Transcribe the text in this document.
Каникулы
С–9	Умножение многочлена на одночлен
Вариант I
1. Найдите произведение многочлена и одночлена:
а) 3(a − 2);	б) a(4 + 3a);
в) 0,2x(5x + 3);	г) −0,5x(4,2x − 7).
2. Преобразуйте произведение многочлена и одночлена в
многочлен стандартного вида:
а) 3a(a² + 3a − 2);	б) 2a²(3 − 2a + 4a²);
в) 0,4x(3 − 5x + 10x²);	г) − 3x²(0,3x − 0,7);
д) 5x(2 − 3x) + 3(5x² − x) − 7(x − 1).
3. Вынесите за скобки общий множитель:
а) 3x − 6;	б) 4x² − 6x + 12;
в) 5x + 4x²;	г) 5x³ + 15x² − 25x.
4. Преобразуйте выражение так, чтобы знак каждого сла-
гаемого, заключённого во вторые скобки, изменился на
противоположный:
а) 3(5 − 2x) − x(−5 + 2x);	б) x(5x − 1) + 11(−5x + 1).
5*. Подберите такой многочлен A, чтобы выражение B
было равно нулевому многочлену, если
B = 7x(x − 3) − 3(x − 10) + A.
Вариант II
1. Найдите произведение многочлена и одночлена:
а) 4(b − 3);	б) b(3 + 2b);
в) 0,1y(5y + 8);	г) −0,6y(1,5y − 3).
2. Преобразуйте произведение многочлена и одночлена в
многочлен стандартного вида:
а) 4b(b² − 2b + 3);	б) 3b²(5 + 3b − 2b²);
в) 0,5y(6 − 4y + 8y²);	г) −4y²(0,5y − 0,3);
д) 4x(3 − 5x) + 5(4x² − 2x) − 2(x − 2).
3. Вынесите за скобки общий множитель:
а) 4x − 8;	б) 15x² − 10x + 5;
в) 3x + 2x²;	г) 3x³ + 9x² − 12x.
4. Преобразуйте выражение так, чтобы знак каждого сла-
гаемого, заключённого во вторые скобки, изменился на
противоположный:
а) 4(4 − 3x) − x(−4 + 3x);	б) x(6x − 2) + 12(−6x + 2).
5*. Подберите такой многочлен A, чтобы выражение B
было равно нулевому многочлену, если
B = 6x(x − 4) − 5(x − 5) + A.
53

········

Your task is to print all of the records exactly.

Transcribe the text in this document.
Каникулы
С–9	Умножение многочлена на одночлен
Вариант I
1. Найдите произведение многочлена и одночлена:
а) 3(a − 2);	б) a(4 + 3a);
в) 0,2x(5x + 3);	г) −0,5x(4,2x − 7).
2. Преобразуйте произведение многочлена и одночлена в
многочлен стандартного вида:
а) 3a(a² + 3a − 2);	б) 2a²(3 − 2a + 4a²);
в) 0,4x(3 − 5x + 10x²);	г) − 3x²(0,3x − 0,7);
д) 5x(2 − 3x) + 3(5x² − x) − 7(x − 1).
3. Вынесите за скобки общий множитель:
а) 3x − 6;	б) 4x² − 6x + 12;
в) 5x + 4x²;	г) 5x³ + 15x² − 25x.
4. Преобразуйте выражение так, чтобы знак каждого сла-
гаемого, заключённого во вторые скобки, изменился на
противоположный:
а) 3(5 − 2x) − x(−5 + 2x);	б) x(5x − 1) + 11(−5x + 1).
5*. Подберите такой многочлен A, чтобы выражение B
было равно нулевому многочлену, если
B = 7x(x − 3) − 3(x − 10) + A.
Вариант II
1. Найдите произведение многочлена и одночлена:
а) 4(b − 3);	б) b(3 + 2b);
в) 0,1y(5y + 8);	г) −0,6y(1,5y − 3).
2. Преобразуйте произведение многочлена и одночлена в
многочлен стандартного вида:
а) 4b(b² − 2b + 3);	б) 3b²(5 + 3b − 2b²);
в) 0,5y(6 − 4y + 8y²);	г) −4y²(0,5y − 0,3);
д) 4x(3 − 5x) + 5(4x² − 2x) − 2(x − 2).
3. Вынесите за скобки общий множитель:
а) 4x − 8;	б) 15x² − 10x + 5;
в) 3x + 2x²;	г) 3x³ + 9x² − 12x.
4. Преобразуйте выражение так, чтобы знак каждого сла-
гаемого, заключённого во вторые скобки, изменился на
противоположный:
а) 4(4 − 3x) − x(−4 + 3x);	б) x(6x − 2) + 12(−6x + 2).
5*. Подберите такой многочлен A, чтобы выражение B
было равно нулевому многочлену, если
B = 6x(x − 4) − 5(x − 5) + A.
53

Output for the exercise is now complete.